> **THE REQUEST**:
Make an exact copy of the lines, leaving the pictures out.
::: DATASET EXCERPTS
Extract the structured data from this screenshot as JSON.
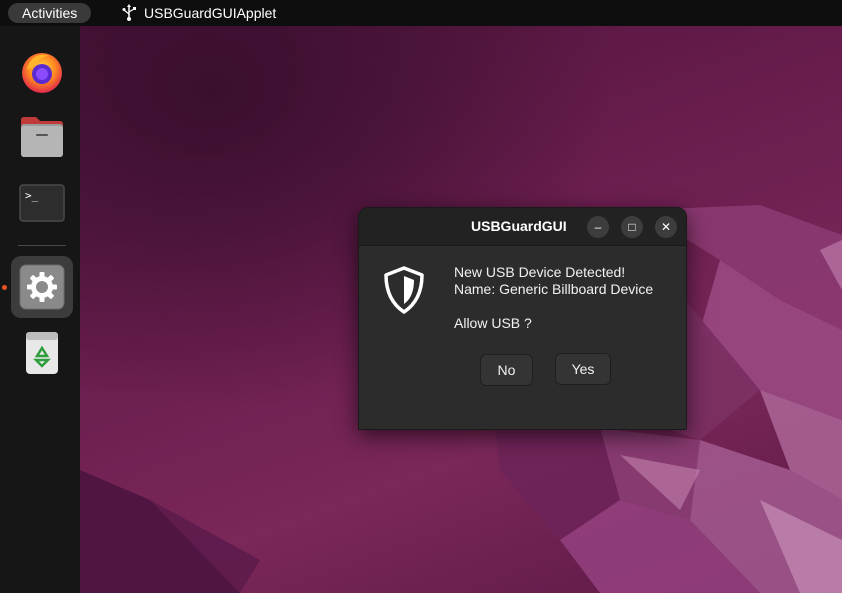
{
  "topbar": {
    "activities_label": "Activities",
    "app_name": "USBGuardGUIApplet"
  },
  "dock": {
    "items": [
      {
        "name": "Firefox",
        "icon": "firefox-icon"
      },
      {
        "name": "Files",
        "icon": "files-icon"
      },
      {
        "name": "Terminal",
        "icon": "terminal-icon",
        "glyph": ">_"
      },
      {
        "name": "Settings",
        "icon": "gear-icon",
        "active": true
      },
      {
        "name": "Trash",
        "icon": "trash-icon"
      }
    ]
  },
  "dialog": {
    "title": "USBGuardGUI",
    "icon": "shield-icon",
    "message_line1": "New USB Device Detected!",
    "message_line2": "Name: Generic Billboard Device",
    "question": "Allow USB ?",
    "no_label": "No",
    "yes_label": "Yes",
    "minimize_glyph": "–",
    "maximize_glyph": "□",
    "close_glyph": "✕"
  },
  "colors": {
    "accent": "#e95420",
    "topbar": "#0e0e0e",
    "dock": "#161616",
    "dialog_bg": "#2c2c2c",
    "wallpaper": "#6b1e4f"
  }
}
::::::
> **RESULT OF THE TASK**:
Extract the structured data from this screenshot as JSON.
{
  "topbar": {
    "activities_label": "Activities",
    "app_name": "USBGuardGUIApplet"
  },
  "dock": {
    "items": [
      {
        "name": "Firefox",
        "icon": "firefox-icon"
      },
      {
        "name": "Files",
        "icon": "files-icon"
      },
      {
        "name": "Terminal",
        "icon": "terminal-icon",
        "glyph": ">_"
      },
      {
        "name": "Settings",
        "icon": "gear-icon",
        "active": true
      },
      {
        "name": "Trash",
        "icon": "trash-icon"
      }
    ]
  },
  "dialog": {
    "title": "USBGuardGUI",
    "icon": "shield-icon",
    "message_line1": "New USB Device Detected!",
    "message_line2": "Name: Generic Billboard Device",
    "question": "Allow USB ?",
    "no_label": "No",
    "yes_label": "Yes",
    "minimize_glyph": "–",
    "maximize_glyph": "□",
    "close_glyph": "✕"
  },
  "colors": {
    "accent": "#e95420",
    "topbar": "#0e0e0e",
    "dock": "#161616",
    "dialog_bg": "#2c2c2c",
    "wallpaper": "#6b1e4f"
  }
}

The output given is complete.